◆ REQUIREMENT ◆
Check each line of the listing below for the word "name" and say how many lines have it. Nothing else should be written.

◆ INPUT MATERIAL ◆
* * * * *

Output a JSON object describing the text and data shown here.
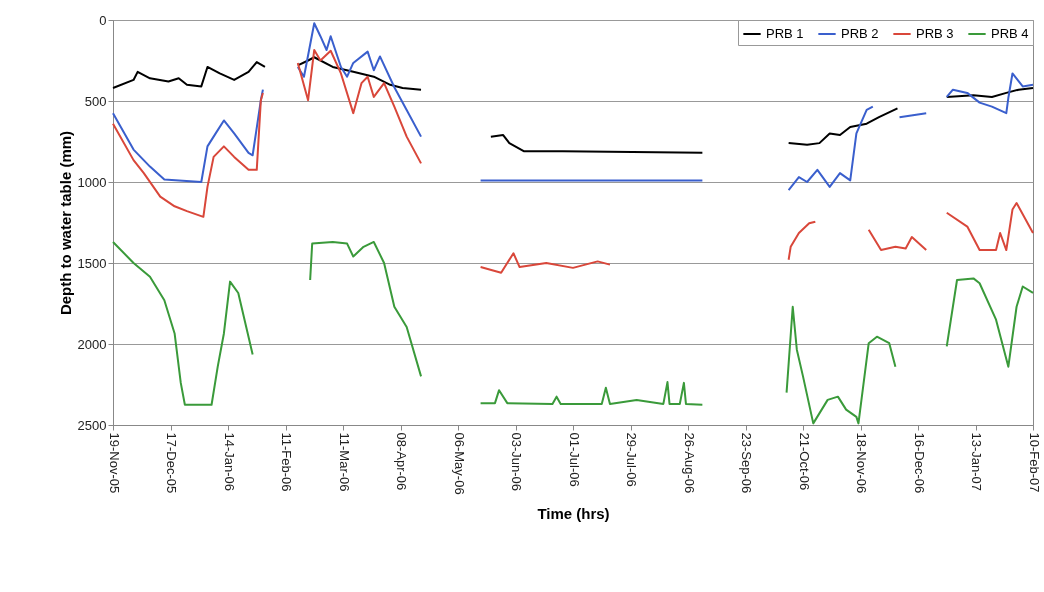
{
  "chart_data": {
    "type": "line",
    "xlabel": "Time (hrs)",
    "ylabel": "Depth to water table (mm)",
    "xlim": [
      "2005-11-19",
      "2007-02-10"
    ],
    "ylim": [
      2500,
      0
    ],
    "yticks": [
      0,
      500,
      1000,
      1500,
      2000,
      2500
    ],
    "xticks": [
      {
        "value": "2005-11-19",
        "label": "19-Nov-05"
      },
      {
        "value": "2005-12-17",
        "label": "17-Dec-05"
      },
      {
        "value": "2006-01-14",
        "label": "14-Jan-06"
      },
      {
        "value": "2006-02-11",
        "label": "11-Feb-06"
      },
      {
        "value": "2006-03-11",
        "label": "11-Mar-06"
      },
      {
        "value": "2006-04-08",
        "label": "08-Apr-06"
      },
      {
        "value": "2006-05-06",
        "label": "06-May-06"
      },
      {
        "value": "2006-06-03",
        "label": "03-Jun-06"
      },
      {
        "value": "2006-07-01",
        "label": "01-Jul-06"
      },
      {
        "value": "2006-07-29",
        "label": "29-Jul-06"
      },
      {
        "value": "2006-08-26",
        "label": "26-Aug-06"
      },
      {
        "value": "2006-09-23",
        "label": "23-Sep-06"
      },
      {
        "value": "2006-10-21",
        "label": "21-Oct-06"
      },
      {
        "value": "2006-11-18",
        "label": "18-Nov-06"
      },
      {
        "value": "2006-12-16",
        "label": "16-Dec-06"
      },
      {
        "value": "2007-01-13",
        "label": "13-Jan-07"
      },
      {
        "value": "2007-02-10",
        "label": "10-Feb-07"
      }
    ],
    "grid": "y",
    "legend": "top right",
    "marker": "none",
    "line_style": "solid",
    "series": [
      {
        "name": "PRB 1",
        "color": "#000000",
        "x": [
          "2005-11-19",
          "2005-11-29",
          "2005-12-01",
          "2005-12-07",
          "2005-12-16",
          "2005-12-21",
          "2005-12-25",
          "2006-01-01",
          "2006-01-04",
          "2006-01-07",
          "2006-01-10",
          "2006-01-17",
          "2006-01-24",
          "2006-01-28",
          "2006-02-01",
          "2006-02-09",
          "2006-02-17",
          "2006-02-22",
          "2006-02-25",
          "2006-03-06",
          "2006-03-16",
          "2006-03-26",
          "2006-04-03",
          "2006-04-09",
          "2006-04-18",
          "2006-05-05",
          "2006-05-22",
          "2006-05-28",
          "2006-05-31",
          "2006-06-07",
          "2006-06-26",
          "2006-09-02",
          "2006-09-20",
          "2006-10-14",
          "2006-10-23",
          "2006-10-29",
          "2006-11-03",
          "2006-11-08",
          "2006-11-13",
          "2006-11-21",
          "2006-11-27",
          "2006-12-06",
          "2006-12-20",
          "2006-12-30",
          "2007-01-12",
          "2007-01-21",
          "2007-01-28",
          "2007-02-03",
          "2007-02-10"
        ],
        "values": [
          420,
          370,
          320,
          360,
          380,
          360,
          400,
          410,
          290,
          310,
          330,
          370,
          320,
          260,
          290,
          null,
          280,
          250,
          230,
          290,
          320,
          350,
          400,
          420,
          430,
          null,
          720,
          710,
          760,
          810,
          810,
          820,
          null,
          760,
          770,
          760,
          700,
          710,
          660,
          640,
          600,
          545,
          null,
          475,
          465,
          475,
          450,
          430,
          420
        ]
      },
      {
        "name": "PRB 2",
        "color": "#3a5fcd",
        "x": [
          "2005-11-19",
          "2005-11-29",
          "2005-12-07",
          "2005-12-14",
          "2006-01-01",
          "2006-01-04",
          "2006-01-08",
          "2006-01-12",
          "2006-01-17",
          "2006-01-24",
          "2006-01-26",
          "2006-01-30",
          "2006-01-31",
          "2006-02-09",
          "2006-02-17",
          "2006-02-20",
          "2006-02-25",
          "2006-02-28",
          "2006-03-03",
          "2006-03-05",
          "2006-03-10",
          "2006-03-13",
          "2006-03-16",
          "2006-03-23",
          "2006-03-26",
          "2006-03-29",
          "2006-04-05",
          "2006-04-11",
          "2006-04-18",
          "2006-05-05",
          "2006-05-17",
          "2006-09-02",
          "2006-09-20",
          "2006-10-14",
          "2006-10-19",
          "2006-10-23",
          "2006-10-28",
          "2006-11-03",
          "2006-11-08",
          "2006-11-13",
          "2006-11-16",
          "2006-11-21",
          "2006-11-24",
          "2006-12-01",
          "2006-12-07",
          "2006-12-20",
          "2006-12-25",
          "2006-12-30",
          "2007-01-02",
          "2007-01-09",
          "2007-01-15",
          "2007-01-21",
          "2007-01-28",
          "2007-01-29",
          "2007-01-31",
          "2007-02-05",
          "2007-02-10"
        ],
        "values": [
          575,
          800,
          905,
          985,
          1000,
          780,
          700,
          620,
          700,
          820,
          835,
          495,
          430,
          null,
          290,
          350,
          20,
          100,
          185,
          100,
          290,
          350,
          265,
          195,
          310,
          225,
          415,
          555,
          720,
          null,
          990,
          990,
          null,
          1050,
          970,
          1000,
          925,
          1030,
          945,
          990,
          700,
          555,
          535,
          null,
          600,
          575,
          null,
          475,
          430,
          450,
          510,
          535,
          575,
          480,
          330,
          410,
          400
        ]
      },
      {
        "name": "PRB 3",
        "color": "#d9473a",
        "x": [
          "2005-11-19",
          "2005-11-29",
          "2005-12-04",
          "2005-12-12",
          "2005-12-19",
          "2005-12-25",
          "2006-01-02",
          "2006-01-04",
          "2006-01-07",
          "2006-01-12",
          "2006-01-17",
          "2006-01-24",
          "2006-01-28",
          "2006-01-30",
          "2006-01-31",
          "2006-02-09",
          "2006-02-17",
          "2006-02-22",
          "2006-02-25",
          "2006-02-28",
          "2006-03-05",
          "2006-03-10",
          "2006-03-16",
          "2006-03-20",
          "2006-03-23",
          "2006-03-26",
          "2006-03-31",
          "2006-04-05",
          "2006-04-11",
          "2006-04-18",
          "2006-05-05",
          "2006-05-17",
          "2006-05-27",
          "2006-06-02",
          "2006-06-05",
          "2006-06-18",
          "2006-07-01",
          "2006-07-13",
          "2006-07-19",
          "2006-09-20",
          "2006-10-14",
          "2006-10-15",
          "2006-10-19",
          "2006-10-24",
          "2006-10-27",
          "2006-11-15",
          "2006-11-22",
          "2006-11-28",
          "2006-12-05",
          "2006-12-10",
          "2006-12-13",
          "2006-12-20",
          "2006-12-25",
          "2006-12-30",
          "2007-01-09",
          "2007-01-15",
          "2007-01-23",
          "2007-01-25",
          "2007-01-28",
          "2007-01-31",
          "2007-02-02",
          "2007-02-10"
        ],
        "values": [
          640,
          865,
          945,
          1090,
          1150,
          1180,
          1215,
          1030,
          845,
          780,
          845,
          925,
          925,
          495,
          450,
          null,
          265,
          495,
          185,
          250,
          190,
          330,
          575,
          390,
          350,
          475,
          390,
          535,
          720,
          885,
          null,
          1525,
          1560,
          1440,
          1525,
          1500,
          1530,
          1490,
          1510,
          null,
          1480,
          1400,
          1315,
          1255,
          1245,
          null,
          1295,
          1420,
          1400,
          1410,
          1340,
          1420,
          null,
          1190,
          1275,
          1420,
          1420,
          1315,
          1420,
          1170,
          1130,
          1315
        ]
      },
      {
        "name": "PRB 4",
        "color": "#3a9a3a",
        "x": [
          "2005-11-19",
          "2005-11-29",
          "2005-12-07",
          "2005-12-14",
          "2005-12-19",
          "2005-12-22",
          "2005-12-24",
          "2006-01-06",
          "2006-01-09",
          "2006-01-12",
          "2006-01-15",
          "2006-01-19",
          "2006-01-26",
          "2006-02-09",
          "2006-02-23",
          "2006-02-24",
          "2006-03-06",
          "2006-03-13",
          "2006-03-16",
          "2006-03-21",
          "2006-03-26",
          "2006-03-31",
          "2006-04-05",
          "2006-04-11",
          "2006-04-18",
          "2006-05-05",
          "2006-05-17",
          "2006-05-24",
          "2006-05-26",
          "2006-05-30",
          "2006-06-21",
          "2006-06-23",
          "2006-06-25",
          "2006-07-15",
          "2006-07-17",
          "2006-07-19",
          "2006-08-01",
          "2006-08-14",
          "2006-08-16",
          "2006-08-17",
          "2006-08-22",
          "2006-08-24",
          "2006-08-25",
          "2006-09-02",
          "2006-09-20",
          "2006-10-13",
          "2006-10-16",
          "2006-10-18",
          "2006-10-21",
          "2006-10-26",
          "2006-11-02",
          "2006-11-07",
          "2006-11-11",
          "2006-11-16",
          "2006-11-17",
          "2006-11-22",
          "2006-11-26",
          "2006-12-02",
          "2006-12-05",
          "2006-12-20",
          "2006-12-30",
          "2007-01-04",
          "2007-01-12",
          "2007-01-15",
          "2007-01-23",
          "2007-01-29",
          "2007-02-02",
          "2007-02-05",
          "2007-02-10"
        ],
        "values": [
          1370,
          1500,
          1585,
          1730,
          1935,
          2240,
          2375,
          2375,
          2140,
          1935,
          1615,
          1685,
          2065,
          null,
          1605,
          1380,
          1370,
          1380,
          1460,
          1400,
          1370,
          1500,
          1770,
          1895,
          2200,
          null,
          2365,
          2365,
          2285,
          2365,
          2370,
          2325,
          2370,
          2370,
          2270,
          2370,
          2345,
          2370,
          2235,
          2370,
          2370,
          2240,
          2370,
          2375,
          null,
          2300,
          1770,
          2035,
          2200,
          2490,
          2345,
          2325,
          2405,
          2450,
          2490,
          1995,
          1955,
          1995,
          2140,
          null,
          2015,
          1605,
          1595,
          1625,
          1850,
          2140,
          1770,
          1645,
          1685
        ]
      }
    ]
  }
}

* * * * *

◆ EXERCISE RESPONSE ◆
4